### What to work on
The records that follow are to be repeated without alteration.

====== Entries supplied ======

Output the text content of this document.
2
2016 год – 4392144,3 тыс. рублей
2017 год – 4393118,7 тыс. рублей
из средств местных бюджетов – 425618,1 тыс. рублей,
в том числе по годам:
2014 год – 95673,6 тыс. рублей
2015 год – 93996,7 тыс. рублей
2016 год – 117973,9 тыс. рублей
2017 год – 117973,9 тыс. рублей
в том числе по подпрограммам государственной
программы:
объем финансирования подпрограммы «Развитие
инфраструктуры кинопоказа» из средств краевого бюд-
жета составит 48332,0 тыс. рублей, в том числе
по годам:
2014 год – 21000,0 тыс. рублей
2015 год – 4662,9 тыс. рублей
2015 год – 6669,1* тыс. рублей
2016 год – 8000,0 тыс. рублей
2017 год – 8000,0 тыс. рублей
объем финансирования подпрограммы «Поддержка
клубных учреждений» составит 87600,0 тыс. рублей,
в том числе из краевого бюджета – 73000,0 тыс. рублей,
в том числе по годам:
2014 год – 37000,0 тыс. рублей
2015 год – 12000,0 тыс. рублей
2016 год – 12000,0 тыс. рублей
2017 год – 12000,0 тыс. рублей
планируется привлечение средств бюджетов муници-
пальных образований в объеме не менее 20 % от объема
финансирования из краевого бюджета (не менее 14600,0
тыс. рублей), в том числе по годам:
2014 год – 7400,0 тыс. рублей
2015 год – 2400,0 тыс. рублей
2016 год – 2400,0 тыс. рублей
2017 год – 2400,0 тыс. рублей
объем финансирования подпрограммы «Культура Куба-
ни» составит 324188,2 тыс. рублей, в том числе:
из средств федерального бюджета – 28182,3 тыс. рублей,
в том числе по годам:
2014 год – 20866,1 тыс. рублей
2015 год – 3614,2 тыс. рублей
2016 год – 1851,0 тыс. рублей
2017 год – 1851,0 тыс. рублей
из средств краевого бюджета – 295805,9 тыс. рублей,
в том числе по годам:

======

### Result for this exercise
Output the text content of this document.
2
2016 год – 4392144,3 тыс. рублей
2017 год – 4393118,7 тыс. рублей
из средств местных бюджетов – 425618,1 тыс. рублей,
в том числе по годам:
2014 год – 95673,6 тыс. рублей
2015 год – 93996,7 тыс. рублей
2016 год – 117973,9 тыс. рублей
2017 год – 117973,9 тыс. рублей
в том числе по подпрограммам государственной
программы:
объем финансирования подпрограммы «Развитие
инфраструктуры кинопоказа» из средств краевого бюд-
жета составит 48332,0 тыс. рублей, в том числе
по годам:
2014 год – 21000,0 тыс. рублей
2015 год – 4662,9 тыс. рублей
2015 год – 6669,1* тыс. рублей
2016 год – 8000,0 тыс. рублей
2017 год – 8000,0 тыс. рублей
объем финансирования подпрограммы «Поддержка
клубных учреждений» составит 87600,0 тыс. рублей,
в том числе из краевого бюджета – 73000,0 тыс. рублей,
в том числе по годам:
2014 год – 37000,0 тыс. рублей
2015 год – 12000,0 тыс. рублей
2016 год – 12000,0 тыс. рублей
2017 год – 12000,0 тыс. рублей
планируется привлечение средств бюджетов муници-
пальных образований в объеме не менее 20 % от объема
финансирования из краевого бюджета (не менее 14600,0
тыс. рублей), в том числе по годам:
2014 год – 7400,0 тыс. рублей
2015 год – 2400,0 тыс. рублей
2016 год – 2400,0 тыс. рублей
2017 год – 2400,0 тыс. рублей
объем финансирования подпрограммы «Культура Куба-
ни» составит 324188,2 тыс. рублей, в том числе:
из средств федерального бюджета – 28182,3 тыс. рублей,
в том числе по годам:
2014 год – 20866,1 тыс. рублей
2015 год – 3614,2 тыс. рублей
2016 год – 1851,0 тыс. рублей
2017 год – 1851,0 тыс. рублей
из средств краевого бюджета – 295805,9 тыс. рублей,
в том числе по годам:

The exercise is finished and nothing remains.